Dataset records
** START **
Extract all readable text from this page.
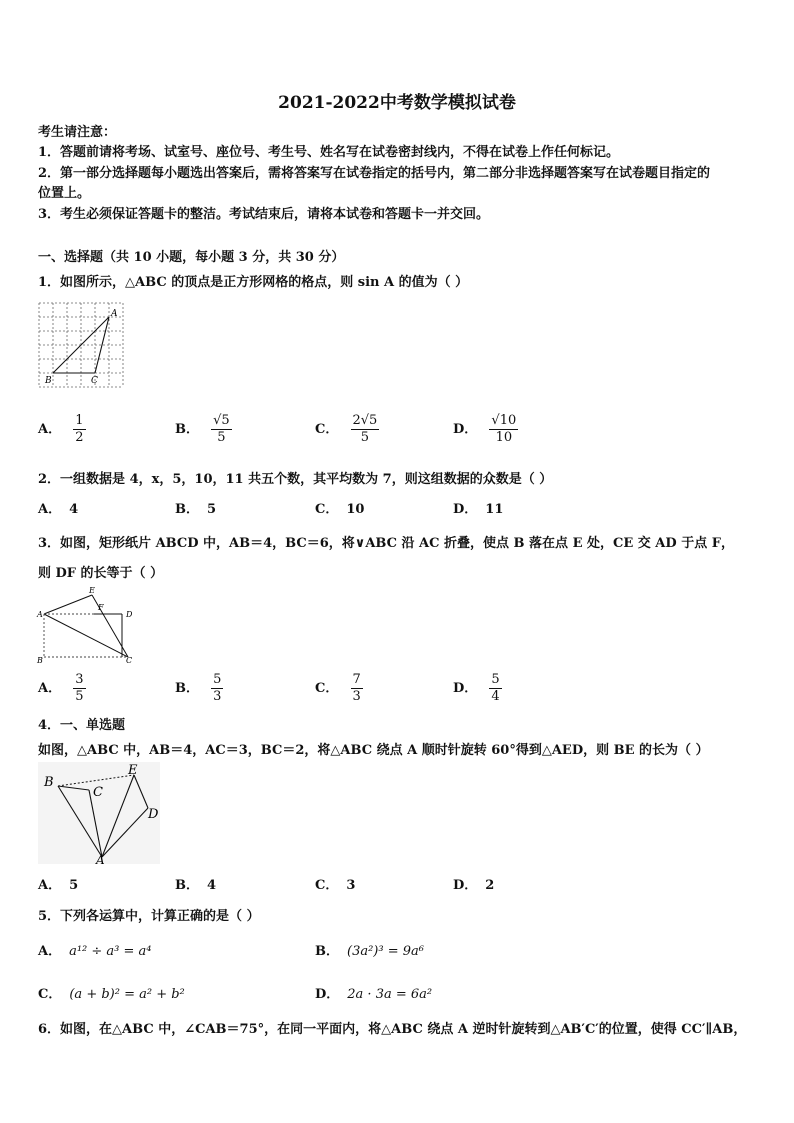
2021-2022中考数学模拟试卷
考生请注意：
1．答题前请将考场、试室号、座位号、考生号、姓名写在试卷密封线内，不得在试卷上作任何标记。
2．第一部分选择题每小题选出答案后，需将答案写在试卷指定的括号内，第二部分非选择题答案写在试卷题目指定的
位置上。
3．考生必须保证答题卡的整洁。考试结束后，请将本试卷和答题卡一并交回。
一、选择题（共 10 小题，每小题 3 分，共 30 分）
1．如图所示，△ABC 的顶点是正方形网格的格点，则 sin A 的值为（ ）
A
B	C
A． $\frac{1}{2}$	B． $\frac{√5}{5}$	C． $\frac{2√5}{5}$	D． $\frac{√10}{10}$
2．一组数据是 4，x，5，10，11 共五个数，其平均数为 7，则这组数据的众数是（ ）
A． 4	B． 5	C． 10	D． 11
3．如图，矩形纸片 ABCD 中，AB＝4，BC＝6，将∨ABC 沿 AC 折叠，使点 B 落在点 E 处，CE 交 AD 于点 F，
则 DF 的长等于（ ）
A
B	C
D
E
F
A． $\frac{3}{5}$	B． $\frac{5}{3}$	C． $\frac{7}{3}$	D． $\frac{5}{4}$
4．一、单选题
如图，△ABC 中，AB＝4，AC＝3，BC＝2，将△ABC 绕点 A 顺时针旋转 60°得到△AED，则 BE 的长为（ ）
B
C
E
D
A
A． 5	B． 4	C． 3	D． 2
5．下列各运算中，计算正确的是（ ）
A． a¹² ÷ a³ = a⁴	B． (3a²)³ = 9a⁶
C． (a + b)² = a² + b²	D． 2a · 3a = 6a²
6．如图，在△ABC 中，∠CAB＝75°，在同一平面内，将△ABC 绕点 A 逆时针旋转到△AB′C′的位置，使得 CC′∥AB，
** END **
**What this task involves:** Repeat the material above in full and unchanged, minus its images.

**Solution for this exercise:**
Extract all readable text from this page.
2021-2022中考数学模拟试卷
考生请注意：
1．答题前请将考场、试室号、座位号、考生号、姓名写在试卷密封线内，不得在试卷上作任何标记。
2．第一部分选择题每小题选出答案后，需将答案写在试卷指定的括号内，第二部分非选择题答案写在试卷题目指定的
位置上。
3．考生必须保证答题卡的整洁。考试结束后，请将本试卷和答题卡一并交回。
一、选择题（共 10 小题，每小题 3 分，共 30 分）
1．如图所示，△ABC 的顶点是正方形网格的格点，则 sin A 的值为（ ）
A
B	C
A． $\frac{1}{2}$	B． $\frac{√5}{5}$	C． $\frac{2√5}{5}$	D． $\frac{√10}{10}$
2．一组数据是 4，x，5，10，11 共五个数，其平均数为 7，则这组数据的众数是（ ）
A． 4	B． 5	C． 10	D． 11
3．如图，矩形纸片 ABCD 中，AB＝4，BC＝6，将∨ABC 沿 AC 折叠，使点 B 落在点 E 处，CE 交 AD 于点 F，
则 DF 的长等于（ ）
A
B	C
D
E
F
A． $\frac{3}{5}$	B． $\frac{5}{3}$	C． $\frac{7}{3}$	D． $\frac{5}{4}$
4．一、单选题
如图，△ABC 中，AB＝4，AC＝3，BC＝2，将△ABC 绕点 A 顺时针旋转 60°得到△AED，则 BE 的长为（ ）
B
C
E
D
A
A． 5	B． 4	C． 3	D． 2
5．下列各运算中，计算正确的是（ ）
A． a¹² ÷ a³ = a⁴	B． (3a²)³ = 9a⁶
C． (a + b)² = a² + b²	D． 2a · 3a = 6a²
6．如图，在△ABC 中，∠CAB＝75°，在同一平面内，将△ABC 绕点 A 逆时针旋转到△AB′C′的位置，使得 CC′∥AB，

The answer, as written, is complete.